■ DIRECTIVE ■
Look through the data below and work out how many lines contain the string "JSON". Give the number alone.
-- Start PROVIDED DATA --
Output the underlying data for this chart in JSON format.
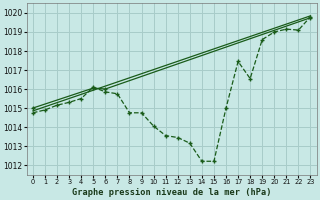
{
  "xlabel": "Graphe pression niveau de la mer (hPa)",
  "background_color": "#c8e8e5",
  "grid_color": "#a8ccc9",
  "line_color": "#1a5c1a",
  "xlim": [
    -0.5,
    23.5
  ],
  "ylim": [
    1011.5,
    1020.5
  ],
  "yticks": [
    1012,
    1013,
    1014,
    1015,
    1016,
    1017,
    1018,
    1019,
    1020
  ],
  "xticks": [
    0,
    1,
    2,
    3,
    4,
    5,
    6,
    7,
    8,
    9,
    10,
    11,
    12,
    13,
    14,
    15,
    16,
    17,
    18,
    19,
    20,
    21,
    22,
    23
  ],
  "line1_x": [
    0,
    23
  ],
  "line1_y": [
    1014.85,
    1019.85
  ],
  "line2_x": [
    0,
    5,
    6,
    23
  ],
  "line2_y": [
    1015.0,
    1016.05,
    1016.0,
    1019.75
  ],
  "line3_x": [
    0,
    1,
    2,
    3,
    4,
    5,
    6,
    7,
    8,
    9,
    10,
    11,
    12,
    13,
    14,
    15,
    16,
    17,
    18,
    19,
    20,
    21,
    22,
    23
  ],
  "line3_y": [
    1014.75,
    1014.9,
    1015.15,
    1015.3,
    1015.5,
    1016.1,
    1015.85,
    1015.75,
    1014.75,
    1014.75,
    1014.05,
    1013.55,
    1013.45,
    1013.15,
    1012.2,
    1012.2,
    1015.0,
    1017.45,
    1016.55,
    1018.6,
    1019.0,
    1019.15,
    1019.1,
    1019.8
  ],
  "linewidth": 0.9,
  "markersize": 3.5,
  "marker": "+"
}
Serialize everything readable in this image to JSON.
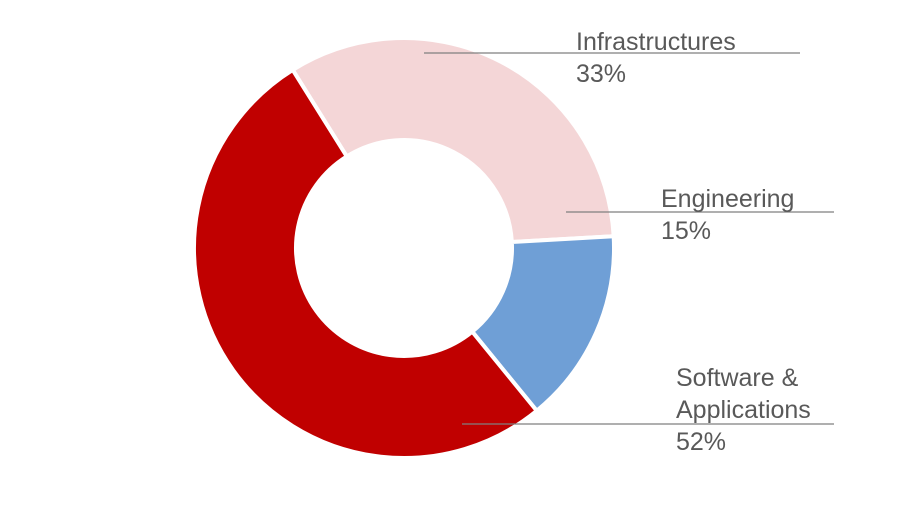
{
  "chart_data": {
    "type": "pie",
    "variant": "donut",
    "legend": "none",
    "categories": [
      "Infrastructures",
      "Engineering",
      "Software & Applications"
    ],
    "values": [
      33,
      15,
      52
    ],
    "unit": "%",
    "colors": [
      "#f4d6d7",
      "#6f9fd6",
      "#c00000"
    ],
    "labels": [
      {
        "lines": [
          "Infrastructures"
        ],
        "value": "33%"
      },
      {
        "lines": [
          "Engineering"
        ],
        "value": "15%"
      },
      {
        "lines": [
          "Software &",
          "Applications"
        ],
        "value": "52%"
      }
    ],
    "leader_line_color": "#7f7f7f"
  }
}
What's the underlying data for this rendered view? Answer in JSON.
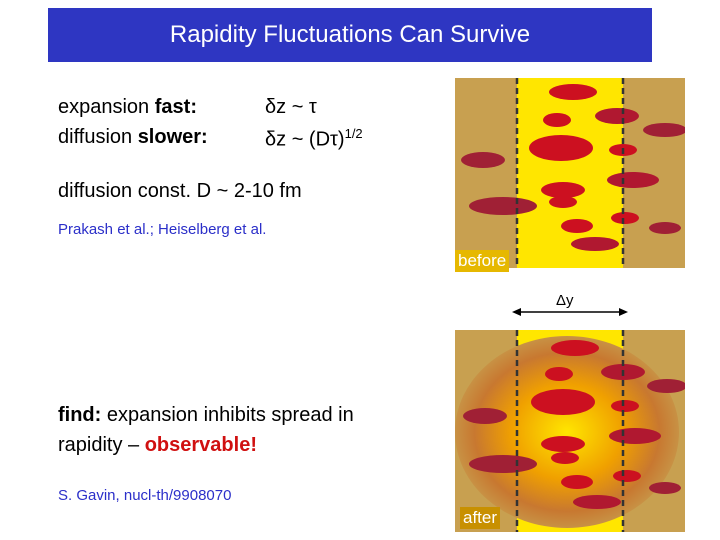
-- End PROVIDED DATA --
■ OUTPUT FOR THIS EXERCISE ■
3